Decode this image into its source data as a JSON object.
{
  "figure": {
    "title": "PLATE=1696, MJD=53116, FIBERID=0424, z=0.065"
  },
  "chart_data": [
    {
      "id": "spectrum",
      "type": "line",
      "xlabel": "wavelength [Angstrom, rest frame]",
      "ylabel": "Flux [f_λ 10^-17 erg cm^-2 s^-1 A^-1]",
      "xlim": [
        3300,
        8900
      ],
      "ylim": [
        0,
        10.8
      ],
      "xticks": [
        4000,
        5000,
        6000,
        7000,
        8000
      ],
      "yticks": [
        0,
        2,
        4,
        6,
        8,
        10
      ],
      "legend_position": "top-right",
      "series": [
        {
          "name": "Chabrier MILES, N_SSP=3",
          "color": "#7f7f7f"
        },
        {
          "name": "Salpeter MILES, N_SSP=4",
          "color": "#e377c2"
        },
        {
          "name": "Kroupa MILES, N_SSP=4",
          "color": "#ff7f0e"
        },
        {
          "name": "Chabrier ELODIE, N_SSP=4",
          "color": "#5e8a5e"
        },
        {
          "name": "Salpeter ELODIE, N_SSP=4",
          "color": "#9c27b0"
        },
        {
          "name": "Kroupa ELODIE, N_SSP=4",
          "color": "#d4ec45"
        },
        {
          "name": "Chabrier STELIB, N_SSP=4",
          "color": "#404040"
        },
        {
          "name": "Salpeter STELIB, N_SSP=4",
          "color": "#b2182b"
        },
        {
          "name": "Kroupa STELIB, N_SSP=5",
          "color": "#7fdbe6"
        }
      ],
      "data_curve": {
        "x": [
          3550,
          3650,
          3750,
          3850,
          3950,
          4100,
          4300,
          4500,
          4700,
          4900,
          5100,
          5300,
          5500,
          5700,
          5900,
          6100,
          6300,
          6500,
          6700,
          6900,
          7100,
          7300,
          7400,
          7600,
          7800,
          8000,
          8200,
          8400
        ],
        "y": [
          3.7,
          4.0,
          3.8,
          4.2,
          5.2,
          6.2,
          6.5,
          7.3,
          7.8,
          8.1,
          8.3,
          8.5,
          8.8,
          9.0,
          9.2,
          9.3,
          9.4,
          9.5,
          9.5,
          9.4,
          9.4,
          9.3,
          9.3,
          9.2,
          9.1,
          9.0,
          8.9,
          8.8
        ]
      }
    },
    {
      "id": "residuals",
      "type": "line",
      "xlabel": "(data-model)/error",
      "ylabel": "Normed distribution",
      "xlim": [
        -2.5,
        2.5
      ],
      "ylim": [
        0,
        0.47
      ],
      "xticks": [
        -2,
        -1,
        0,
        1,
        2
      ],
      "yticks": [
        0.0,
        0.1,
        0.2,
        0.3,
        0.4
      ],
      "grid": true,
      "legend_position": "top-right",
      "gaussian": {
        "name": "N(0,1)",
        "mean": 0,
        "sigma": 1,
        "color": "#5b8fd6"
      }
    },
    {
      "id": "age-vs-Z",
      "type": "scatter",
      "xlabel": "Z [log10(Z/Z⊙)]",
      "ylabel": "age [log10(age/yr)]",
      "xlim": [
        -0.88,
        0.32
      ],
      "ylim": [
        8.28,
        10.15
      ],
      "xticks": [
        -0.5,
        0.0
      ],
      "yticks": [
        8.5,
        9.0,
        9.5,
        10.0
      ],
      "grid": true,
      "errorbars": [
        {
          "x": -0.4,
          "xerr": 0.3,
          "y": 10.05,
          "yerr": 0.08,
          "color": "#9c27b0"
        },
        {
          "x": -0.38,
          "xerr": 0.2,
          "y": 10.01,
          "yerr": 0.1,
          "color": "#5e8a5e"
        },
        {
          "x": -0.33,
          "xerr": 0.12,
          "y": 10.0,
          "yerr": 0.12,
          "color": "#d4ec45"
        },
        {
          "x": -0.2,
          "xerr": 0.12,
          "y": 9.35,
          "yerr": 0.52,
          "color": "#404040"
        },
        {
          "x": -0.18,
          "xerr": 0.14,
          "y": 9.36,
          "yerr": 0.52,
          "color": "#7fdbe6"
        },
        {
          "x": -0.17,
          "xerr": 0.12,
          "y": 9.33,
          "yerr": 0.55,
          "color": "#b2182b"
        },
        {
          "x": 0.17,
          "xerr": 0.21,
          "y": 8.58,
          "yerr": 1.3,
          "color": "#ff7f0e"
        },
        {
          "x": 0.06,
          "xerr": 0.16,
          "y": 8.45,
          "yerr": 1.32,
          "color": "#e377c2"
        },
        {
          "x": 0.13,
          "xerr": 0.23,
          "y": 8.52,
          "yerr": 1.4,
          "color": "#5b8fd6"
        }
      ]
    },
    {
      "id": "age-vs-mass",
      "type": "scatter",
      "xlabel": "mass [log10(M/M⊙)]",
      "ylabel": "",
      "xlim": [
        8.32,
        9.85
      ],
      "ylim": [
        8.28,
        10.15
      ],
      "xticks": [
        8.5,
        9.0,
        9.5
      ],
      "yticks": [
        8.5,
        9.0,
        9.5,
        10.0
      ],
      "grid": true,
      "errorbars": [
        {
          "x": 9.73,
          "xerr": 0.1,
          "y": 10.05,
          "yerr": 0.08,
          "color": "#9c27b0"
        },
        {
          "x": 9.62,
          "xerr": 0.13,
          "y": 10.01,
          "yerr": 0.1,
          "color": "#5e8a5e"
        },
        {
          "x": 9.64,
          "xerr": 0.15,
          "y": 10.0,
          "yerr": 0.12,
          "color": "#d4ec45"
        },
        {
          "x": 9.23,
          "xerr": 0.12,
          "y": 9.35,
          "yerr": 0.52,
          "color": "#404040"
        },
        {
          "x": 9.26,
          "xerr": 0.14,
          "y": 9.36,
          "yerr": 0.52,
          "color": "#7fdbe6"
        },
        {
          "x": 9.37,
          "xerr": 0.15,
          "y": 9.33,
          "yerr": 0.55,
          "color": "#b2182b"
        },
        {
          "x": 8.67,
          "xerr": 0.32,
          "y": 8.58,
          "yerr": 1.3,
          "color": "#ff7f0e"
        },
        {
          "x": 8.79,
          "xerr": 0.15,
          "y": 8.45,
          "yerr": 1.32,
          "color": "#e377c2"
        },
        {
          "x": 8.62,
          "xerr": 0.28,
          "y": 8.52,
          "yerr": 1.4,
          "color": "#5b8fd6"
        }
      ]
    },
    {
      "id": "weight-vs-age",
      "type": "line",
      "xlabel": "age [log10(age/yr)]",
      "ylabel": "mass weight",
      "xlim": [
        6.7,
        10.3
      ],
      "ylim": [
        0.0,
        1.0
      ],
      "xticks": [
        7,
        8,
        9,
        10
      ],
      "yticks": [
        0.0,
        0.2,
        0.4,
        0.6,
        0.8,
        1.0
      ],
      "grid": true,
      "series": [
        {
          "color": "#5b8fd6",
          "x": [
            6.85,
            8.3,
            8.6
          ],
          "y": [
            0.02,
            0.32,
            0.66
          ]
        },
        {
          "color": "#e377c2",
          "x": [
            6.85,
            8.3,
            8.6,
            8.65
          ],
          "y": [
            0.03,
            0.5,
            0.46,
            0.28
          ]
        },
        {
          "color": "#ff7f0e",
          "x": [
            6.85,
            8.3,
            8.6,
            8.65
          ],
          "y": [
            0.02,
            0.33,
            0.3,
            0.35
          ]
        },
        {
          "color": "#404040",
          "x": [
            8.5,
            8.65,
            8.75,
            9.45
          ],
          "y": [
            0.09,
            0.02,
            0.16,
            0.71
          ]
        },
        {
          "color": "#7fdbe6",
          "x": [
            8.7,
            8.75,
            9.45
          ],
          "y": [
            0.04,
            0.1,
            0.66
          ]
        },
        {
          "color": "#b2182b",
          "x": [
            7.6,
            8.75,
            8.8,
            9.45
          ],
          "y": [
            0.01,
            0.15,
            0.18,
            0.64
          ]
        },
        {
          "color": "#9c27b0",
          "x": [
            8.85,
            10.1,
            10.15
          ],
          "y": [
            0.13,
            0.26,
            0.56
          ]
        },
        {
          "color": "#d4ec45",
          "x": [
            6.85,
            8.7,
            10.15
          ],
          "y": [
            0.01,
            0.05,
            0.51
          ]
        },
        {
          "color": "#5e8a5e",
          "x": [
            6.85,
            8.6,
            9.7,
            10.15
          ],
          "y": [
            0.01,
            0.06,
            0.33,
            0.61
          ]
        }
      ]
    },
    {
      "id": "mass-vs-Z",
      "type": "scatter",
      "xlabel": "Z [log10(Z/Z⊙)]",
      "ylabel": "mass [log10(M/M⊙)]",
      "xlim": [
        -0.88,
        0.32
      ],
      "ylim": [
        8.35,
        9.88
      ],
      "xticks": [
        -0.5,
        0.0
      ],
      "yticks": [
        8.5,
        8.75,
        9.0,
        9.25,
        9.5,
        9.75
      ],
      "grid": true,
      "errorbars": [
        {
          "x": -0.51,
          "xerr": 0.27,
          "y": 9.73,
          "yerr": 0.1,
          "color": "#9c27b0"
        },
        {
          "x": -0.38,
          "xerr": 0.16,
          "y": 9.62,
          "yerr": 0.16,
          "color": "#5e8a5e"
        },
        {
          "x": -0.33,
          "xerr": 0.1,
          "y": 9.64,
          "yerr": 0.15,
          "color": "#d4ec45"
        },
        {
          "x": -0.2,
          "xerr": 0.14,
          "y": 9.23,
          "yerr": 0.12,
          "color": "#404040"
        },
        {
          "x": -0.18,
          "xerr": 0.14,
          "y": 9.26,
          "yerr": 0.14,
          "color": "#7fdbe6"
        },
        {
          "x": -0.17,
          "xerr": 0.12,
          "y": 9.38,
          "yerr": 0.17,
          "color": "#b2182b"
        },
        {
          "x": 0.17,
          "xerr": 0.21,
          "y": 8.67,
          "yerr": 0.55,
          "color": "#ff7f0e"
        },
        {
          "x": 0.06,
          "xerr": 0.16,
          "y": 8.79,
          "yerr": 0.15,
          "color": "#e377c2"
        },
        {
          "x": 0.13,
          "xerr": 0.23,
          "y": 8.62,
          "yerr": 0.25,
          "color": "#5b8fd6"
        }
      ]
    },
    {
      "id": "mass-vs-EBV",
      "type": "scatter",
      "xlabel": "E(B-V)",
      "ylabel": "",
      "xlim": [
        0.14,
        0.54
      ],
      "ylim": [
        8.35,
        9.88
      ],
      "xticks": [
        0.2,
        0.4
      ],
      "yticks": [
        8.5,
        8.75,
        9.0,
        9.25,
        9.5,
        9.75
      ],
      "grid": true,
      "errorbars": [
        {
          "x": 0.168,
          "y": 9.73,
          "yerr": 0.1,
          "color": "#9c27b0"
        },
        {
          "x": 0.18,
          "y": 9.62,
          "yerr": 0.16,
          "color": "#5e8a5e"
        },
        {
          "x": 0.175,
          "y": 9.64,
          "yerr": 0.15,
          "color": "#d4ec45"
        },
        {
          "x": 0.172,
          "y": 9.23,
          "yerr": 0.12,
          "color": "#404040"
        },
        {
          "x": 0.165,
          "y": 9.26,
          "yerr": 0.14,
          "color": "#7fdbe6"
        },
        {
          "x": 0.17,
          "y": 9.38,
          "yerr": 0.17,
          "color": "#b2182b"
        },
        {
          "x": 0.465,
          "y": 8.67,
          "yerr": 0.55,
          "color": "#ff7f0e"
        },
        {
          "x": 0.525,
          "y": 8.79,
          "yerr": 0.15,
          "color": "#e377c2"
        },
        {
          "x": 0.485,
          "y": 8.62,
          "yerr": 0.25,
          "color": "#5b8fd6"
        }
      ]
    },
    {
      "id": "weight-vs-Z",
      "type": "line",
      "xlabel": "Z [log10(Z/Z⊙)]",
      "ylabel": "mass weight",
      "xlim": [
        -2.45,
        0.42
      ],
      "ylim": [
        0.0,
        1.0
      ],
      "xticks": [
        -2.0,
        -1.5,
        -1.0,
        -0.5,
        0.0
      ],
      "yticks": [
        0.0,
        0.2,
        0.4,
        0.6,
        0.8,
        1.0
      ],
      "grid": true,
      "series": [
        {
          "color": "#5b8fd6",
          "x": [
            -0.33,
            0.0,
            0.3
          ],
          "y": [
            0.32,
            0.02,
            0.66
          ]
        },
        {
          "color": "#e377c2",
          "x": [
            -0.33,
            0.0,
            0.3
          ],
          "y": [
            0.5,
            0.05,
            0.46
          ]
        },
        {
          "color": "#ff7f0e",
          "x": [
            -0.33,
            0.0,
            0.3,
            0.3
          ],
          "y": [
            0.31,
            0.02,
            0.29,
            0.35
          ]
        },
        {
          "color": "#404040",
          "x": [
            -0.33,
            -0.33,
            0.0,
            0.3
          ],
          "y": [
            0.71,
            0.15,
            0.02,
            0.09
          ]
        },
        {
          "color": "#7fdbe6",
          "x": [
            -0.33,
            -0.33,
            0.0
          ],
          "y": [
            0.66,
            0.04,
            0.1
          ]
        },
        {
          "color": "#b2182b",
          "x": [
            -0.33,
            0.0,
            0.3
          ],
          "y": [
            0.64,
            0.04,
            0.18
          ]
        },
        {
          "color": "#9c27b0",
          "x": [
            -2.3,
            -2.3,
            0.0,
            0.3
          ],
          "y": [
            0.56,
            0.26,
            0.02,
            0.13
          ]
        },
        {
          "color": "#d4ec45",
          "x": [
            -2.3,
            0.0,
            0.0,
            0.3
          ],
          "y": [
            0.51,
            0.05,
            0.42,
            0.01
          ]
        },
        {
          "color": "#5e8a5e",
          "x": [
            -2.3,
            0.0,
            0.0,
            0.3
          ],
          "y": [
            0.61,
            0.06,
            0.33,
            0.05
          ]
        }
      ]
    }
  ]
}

^^^^^^^^^^^^^^^^

• Exercise objective
In the listing above, how many lines include the word "MILES"? Answer with the number and nothing more.

• Answer to the task
3